> [Supplied information]

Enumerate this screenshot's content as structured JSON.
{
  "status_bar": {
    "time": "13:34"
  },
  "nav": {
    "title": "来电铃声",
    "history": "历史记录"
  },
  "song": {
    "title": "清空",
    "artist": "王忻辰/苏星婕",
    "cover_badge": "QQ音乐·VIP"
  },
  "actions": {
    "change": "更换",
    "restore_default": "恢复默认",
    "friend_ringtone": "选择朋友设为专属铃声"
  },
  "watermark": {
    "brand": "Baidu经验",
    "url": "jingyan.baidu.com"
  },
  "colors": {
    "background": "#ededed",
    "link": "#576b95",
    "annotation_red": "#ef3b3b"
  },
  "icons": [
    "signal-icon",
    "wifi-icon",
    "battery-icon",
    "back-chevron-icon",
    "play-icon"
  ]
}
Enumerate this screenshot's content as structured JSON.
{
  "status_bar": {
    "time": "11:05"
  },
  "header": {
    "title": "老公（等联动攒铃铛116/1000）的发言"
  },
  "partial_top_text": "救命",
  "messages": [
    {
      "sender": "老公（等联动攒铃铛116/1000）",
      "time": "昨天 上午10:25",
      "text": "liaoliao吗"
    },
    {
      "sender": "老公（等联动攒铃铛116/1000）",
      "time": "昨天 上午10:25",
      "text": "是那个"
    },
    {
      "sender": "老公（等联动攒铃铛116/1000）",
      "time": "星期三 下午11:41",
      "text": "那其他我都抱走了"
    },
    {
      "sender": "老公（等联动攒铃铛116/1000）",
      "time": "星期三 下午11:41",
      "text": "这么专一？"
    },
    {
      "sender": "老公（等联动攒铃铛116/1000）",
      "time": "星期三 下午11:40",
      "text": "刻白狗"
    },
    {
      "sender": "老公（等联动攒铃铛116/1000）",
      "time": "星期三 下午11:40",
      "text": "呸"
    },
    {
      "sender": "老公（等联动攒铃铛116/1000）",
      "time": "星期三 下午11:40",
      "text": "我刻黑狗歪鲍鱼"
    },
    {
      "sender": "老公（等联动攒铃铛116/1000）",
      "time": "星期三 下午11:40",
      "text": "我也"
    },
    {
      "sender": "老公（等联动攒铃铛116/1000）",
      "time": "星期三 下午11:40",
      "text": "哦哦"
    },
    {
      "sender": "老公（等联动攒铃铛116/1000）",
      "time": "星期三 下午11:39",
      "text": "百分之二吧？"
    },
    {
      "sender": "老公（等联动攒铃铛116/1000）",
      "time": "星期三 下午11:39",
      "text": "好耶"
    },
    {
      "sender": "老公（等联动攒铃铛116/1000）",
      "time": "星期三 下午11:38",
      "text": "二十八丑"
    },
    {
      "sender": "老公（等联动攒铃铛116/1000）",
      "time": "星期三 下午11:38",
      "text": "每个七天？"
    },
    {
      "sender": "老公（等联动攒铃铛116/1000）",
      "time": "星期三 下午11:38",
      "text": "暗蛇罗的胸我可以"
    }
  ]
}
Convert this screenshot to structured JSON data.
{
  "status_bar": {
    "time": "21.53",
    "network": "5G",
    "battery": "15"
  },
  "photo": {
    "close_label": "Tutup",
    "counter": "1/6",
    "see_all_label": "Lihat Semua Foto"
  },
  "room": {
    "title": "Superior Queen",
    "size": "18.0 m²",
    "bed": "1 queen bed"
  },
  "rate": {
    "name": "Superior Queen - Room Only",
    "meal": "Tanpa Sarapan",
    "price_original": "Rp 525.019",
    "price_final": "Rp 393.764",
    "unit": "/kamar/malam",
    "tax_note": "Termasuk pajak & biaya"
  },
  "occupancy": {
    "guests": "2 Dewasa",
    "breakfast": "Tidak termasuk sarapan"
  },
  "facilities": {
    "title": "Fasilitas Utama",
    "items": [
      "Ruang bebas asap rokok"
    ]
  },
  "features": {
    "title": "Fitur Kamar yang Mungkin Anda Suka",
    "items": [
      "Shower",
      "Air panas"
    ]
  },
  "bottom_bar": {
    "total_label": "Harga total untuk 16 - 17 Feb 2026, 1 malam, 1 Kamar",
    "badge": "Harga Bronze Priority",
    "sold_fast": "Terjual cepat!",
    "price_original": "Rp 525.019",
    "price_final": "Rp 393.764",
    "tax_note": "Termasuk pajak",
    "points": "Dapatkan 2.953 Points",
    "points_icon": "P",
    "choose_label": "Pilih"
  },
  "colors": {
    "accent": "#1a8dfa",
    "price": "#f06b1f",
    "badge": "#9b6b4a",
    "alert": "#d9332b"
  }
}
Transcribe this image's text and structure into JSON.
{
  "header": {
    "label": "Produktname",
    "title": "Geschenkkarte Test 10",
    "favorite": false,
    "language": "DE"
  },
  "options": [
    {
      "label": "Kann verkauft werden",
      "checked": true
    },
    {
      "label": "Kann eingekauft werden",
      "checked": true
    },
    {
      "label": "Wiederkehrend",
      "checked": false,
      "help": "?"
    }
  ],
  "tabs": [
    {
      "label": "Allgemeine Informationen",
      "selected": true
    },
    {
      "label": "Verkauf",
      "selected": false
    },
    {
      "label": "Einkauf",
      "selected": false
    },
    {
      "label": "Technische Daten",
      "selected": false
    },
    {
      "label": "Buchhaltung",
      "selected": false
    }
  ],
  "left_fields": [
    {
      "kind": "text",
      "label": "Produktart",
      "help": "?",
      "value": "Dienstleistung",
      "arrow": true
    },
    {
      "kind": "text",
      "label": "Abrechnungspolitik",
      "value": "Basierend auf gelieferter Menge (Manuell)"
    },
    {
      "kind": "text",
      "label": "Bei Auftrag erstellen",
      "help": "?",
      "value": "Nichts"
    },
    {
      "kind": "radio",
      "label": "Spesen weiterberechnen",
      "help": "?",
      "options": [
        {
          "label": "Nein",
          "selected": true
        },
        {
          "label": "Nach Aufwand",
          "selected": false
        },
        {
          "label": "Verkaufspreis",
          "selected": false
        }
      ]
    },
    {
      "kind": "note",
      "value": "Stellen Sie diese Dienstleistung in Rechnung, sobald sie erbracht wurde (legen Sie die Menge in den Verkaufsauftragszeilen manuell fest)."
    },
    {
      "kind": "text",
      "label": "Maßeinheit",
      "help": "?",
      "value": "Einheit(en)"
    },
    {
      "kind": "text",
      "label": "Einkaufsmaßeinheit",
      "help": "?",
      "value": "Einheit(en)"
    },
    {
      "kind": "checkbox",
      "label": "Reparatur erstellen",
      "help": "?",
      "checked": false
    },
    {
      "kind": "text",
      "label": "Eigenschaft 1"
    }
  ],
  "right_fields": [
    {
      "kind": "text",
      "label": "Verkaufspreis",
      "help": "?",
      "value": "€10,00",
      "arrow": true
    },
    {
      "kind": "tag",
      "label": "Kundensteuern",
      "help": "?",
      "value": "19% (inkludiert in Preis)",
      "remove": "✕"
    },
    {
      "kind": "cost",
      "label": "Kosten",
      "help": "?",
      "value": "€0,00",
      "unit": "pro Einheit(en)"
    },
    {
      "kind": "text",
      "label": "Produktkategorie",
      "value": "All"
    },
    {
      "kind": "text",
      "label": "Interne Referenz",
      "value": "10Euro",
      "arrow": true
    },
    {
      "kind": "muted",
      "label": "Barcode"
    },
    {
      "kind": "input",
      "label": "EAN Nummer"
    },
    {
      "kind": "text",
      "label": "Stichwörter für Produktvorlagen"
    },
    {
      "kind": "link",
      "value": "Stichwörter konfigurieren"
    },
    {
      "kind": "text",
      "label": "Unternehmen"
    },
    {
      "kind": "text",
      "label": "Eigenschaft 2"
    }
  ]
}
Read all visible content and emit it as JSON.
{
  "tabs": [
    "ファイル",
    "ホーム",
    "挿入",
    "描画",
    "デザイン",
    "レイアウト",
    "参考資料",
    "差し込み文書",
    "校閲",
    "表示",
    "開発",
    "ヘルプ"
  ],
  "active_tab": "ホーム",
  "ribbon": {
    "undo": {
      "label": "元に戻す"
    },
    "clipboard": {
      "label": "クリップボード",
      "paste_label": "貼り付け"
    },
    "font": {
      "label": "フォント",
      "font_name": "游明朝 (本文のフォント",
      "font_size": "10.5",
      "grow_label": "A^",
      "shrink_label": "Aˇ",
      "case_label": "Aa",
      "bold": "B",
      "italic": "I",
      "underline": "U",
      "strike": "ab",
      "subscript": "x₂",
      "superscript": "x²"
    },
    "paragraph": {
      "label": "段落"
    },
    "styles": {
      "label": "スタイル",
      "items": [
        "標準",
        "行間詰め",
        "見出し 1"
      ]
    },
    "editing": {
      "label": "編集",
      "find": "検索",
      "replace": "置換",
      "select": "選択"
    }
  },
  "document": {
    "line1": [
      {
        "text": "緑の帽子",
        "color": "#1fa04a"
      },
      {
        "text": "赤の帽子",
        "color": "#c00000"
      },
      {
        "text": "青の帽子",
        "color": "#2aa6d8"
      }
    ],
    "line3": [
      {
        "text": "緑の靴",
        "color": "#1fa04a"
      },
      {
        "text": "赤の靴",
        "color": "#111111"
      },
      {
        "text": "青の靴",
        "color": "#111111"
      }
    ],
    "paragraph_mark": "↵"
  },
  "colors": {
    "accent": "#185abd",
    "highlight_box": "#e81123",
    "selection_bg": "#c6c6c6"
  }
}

> [What this task involves] Only the number is wanted: how many lines of these entries contain the string "Menge"?

> [The solution] 2